Instructions for the task
Copy each line below exactly and leave the pictures out.

• • • • • • •

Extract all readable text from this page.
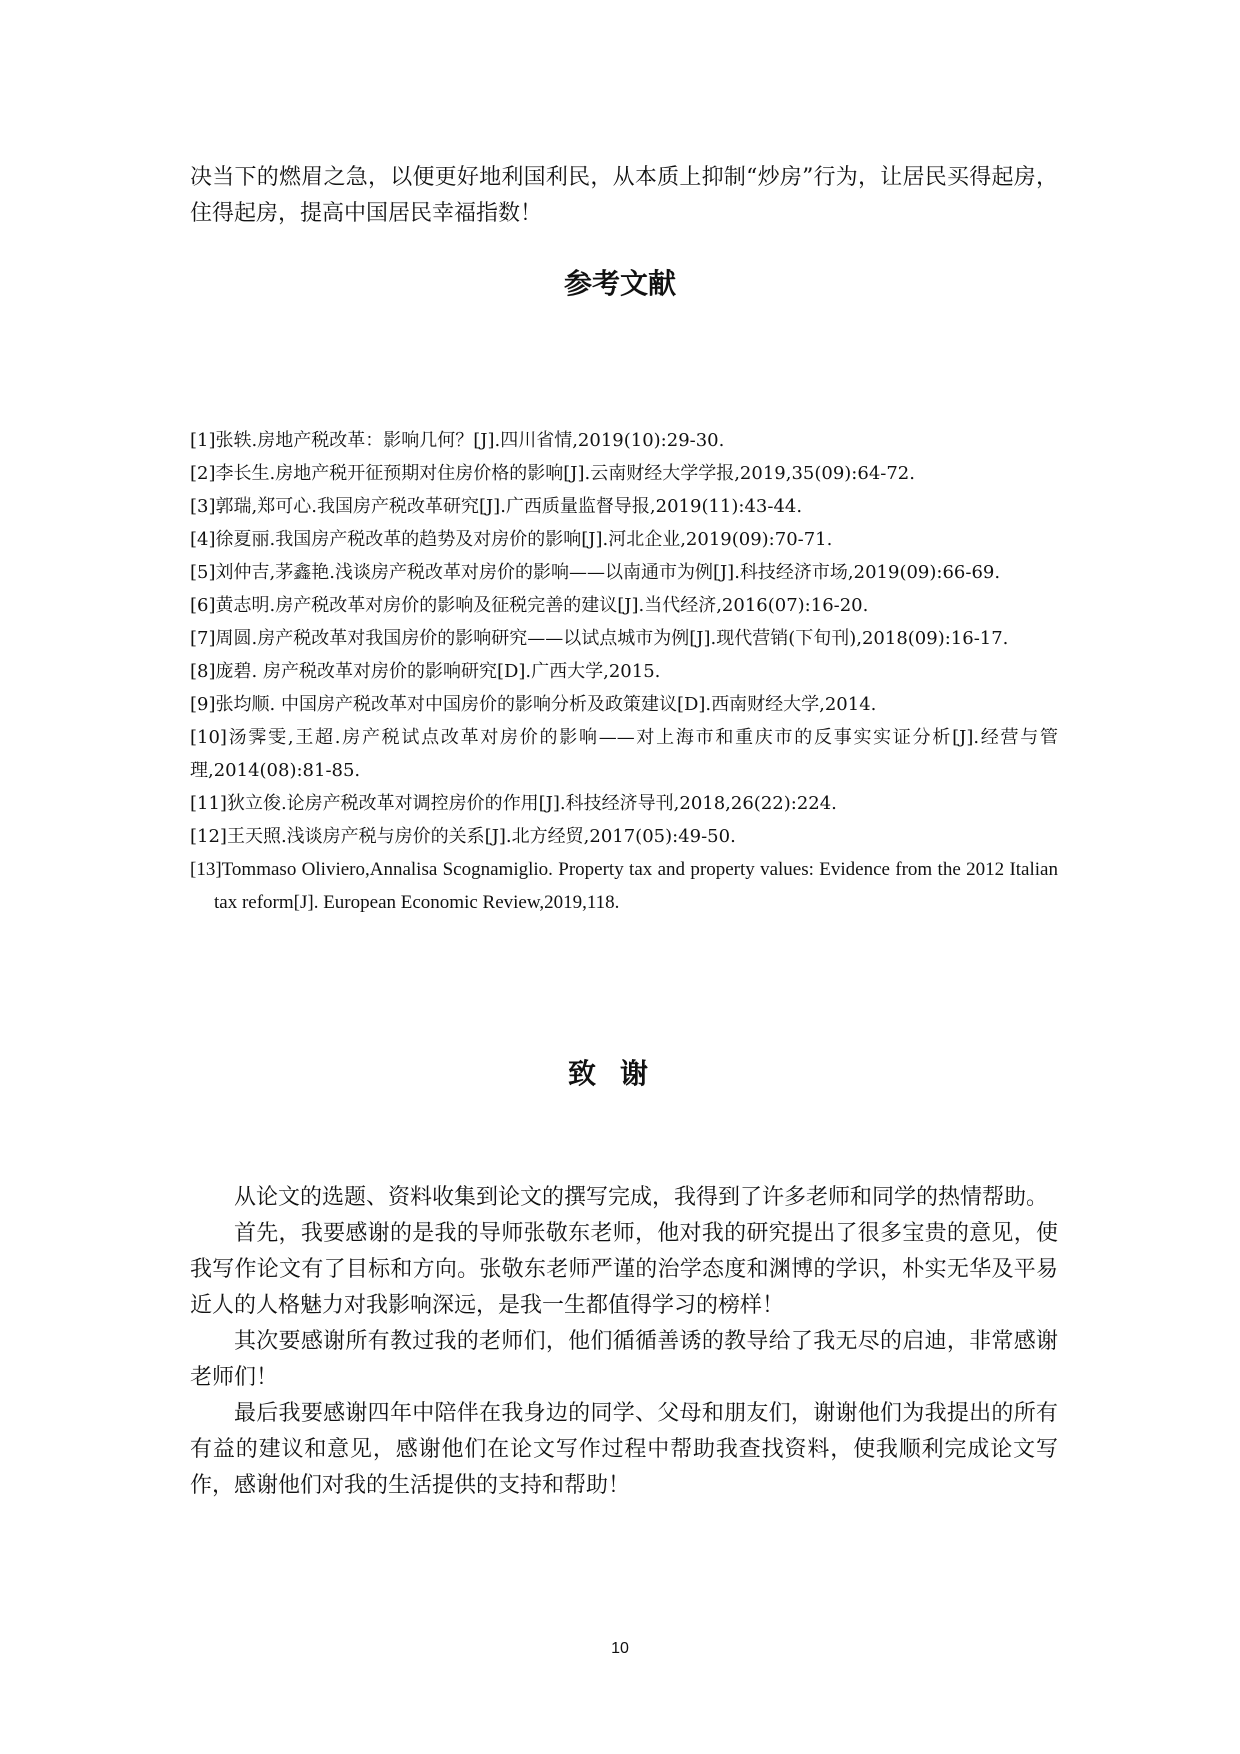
决当下的燃眉之急，以便更好地利国利民，从本质上抑制“炒房”行为，让居民买得起房，住得起房，提高中国居民幸福指数！
参考文献
[1]张轶.房地产税改革：影响几何？[J].四川省情,2019(10):29-30.
[2]李长生.房地产税开征预期对住房价格的影响[J].云南财经大学学报,2019,35(09):64-72.
[3]郭瑞,郑可心.我国房产税改革研究[J].广西质量监督导报,2019(11):43-44.
[4]徐夏丽.我国房产税改革的趋势及对房价的影响[J].河北企业,2019(09):70-71.
[5]刘仲吉,茅鑫艳.浅谈房产税改革对房价的影响——以南通市为例[J].科技经济市场,2019(09):66-69.
[6]黄志明.房产税改革对房价的影响及征税完善的建议[J].当代经济,2016(07):16-20.
[7]周圆.房产税改革对我国房价的影响研究——以试点城市为例[J].现代营销(下旬刊),2018(09):16-17.
[8]庞碧. 房产税改革对房价的影响研究[D].广西大学,2015.
[9]张均顺. 中国房产税改革对中国房价的影响分析及政策建议[D].西南财经大学,2014.
[10]汤霁雯,王超.房产税试点改革对房价的影响——对上海市和重庆市的反事实实证分析[J].经营与管理,2014(08):81-85.
[11]狄立俊.论房产税改革对调控房价的作用[J].科技经济导刊,2018,26(22):224.
[12]王天照.浅谈房产税与房价的关系[J].北方经贸,2017(05):49-50.
[13]Tommaso Oliviero,Annalisa Scognamiglio. Property tax and property values: Evidence from the 2012 Italian tax reform[J]. European Economic Review,2019,118.
致谢

从论文的选题、资料收集到论文的撰写完成，我得到了许多老师和同学的热情帮助。

首先，我要感谢的是我的导师张敬东老师，他对我的研究提出了很多宝贵的意见，使我写作论文有了目标和方向。张敬东老师严谨的治学态度和渊博的学识，朴实无华及平易近人的人格魅力对我影响深远，是我一生都值得学习的榜样！

其次要感谢所有教过我的老师们，他们循循善诱的教导给了我无尽的启迪，非常感谢老师们！

最后我要感谢四年中陪伴在我身边的同学、父母和朋友们，谢谢他们为我提出的所有有益的建议和意见，感谢他们在论文写作过程中帮助我查找资料，使我顺利完成论文写作，感谢他们对我的生活提供的支持和帮助！

10
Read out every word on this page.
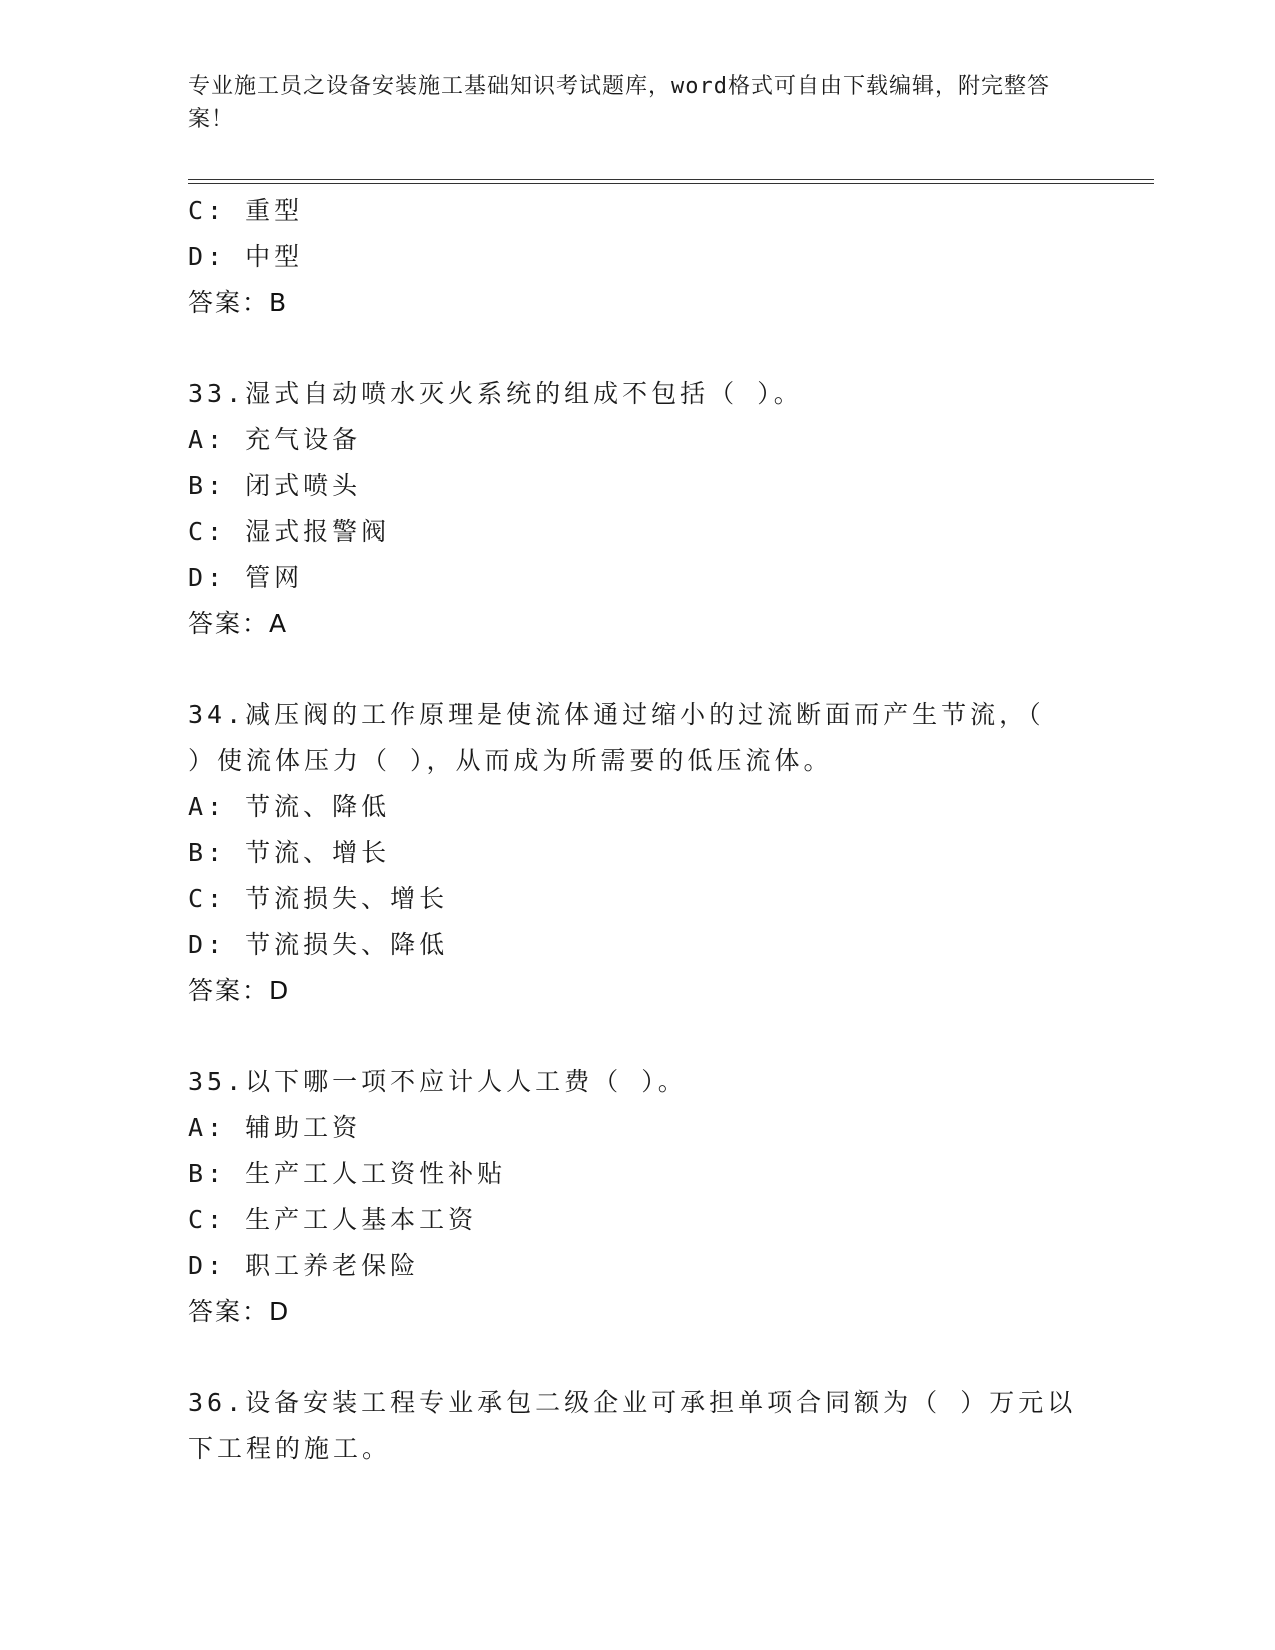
专业施工员之设备安装施工基础知识考试题库，word格式可自由下载编辑，附完整答案！
C: 重型
D: 中型
答案：B
33.湿式自动喷水灭火系统的组成不包括（ ）。
A: 充气设备
B: 闭式喷头
C: 湿式报警阀
D: 管网
答案：A
34.减压阀的工作原理是使流体通过缩小的过流断面而产生节流，（ ）使流体压力（ ），从而成为所需要的低压流体。
A: 节流、降低
B: 节流、增长
C: 节流损失、增长
D: 节流损失、降低
答案：D
35.以下哪一项不应计人人工费（ ）。
A: 辅助工资
B: 生产工人工资性补贴
C: 生产工人基本工资
D: 职工养老保险
答案：D
36.设备安装工程专业承包二级企业可承担单项合同额为（ ）万元以下工程的施工。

• • • • • • •

Response below
Extract all readable text from this page.
决当下的燃眉之急，以便更好地利国利民，从本质上抑制“炒房”行为，让居民买得起房，住得起房，提高中国居民幸福指数！
参考文献
[1]张轶.房地产税改革：影响几何？[J].四川省情,2019(10):29-30.
[2]李长生.房地产税开征预期对住房价格的影响[J].云南财经大学学报,2019,35(09):64-72.
[3]郭瑞,郑可心.我国房产税改革研究[J].广西质量监督导报,2019(11):43-44.
[4]徐夏丽.我国房产税改革的趋势及对房价的影响[J].河北企业,2019(09):70-71.
[5]刘仲吉,茅鑫艳.浅谈房产税改革对房价的影响——以南通市为例[J].科技经济市场,2019(09):66-69.
[6]黄志明.房产税改革对房价的影响及征税完善的建议[J].当代经济,2016(07):16-20.
[7]周圆.房产税改革对我国房价的影响研究——以试点城市为例[J].现代营销(下旬刊),2018(09):16-17.
[8]庞碧. 房产税改革对房价的影响研究[D].广西大学,2015.
[9]张均顺. 中国房产税改革对中国房价的影响分析及政策建议[D].西南财经大学,2014.
[10]汤霁雯,王超.房产税试点改革对房价的影响——对上海市和重庆市的反事实实证分析[J].经营与管理,2014(08):81-85.
[11]狄立俊.论房产税改革对调控房价的作用[J].科技经济导刊,2018,26(22):224.
[12]王天照.浅谈房产税与房价的关系[J].北方经贸,2017(05):49-50.
[13]Tommaso Oliviero,Annalisa Scognamiglio. Property tax and property values: Evidence from the 2012 Italian tax reform[J]. European Economic Review,2019,118.
致谢

从论文的选题、资料收集到论文的撰写完成，我得到了许多老师和同学的热情帮助。

首先，我要感谢的是我的导师张敬东老师，他对我的研究提出了很多宝贵的意见，使我写作论文有了目标和方向。张敬东老师严谨的治学态度和渊博的学识，朴实无华及平易近人的人格魅力对我影响深远，是我一生都值得学习的榜样！

其次要感谢所有教过我的老师们，他们循循善诱的教导给了我无尽的启迪，非常感谢老师们！

最后我要感谢四年中陪伴在我身边的同学、父母和朋友们，谢谢他们为我提出的所有有益的建议和意见，感谢他们在论文写作过程中帮助我查找资料，使我顺利完成论文写作，感谢他们对我的生活提供的支持和帮助！

10
Read out every word on this page.
专业施工员之设备安装施工基础知识考试题库，word格式可自由下载编辑，附完整答案！
C: 重型
D: 中型
答案：B
33.湿式自动喷水灭火系统的组成不包括（ ）。
A: 充气设备
B: 闭式喷头
C: 湿式报警阀
D: 管网
答案：A
34.减压阀的工作原理是使流体通过缩小的过流断面而产生节流，（ ）使流体压力（ ），从而成为所需要的低压流体。
A: 节流、降低
B: 节流、增长
C: 节流损失、增长
D: 节流损失、降低
答案：D
35.以下哪一项不应计人人工费（ ）。
A: 辅助工资
B: 生产工人工资性补贴
C: 生产工人基本工资
D: 职工养老保险
答案：D
36.设备安装工程专业承包二级企业可承担单项合同额为（ ）万元以下工程的施工。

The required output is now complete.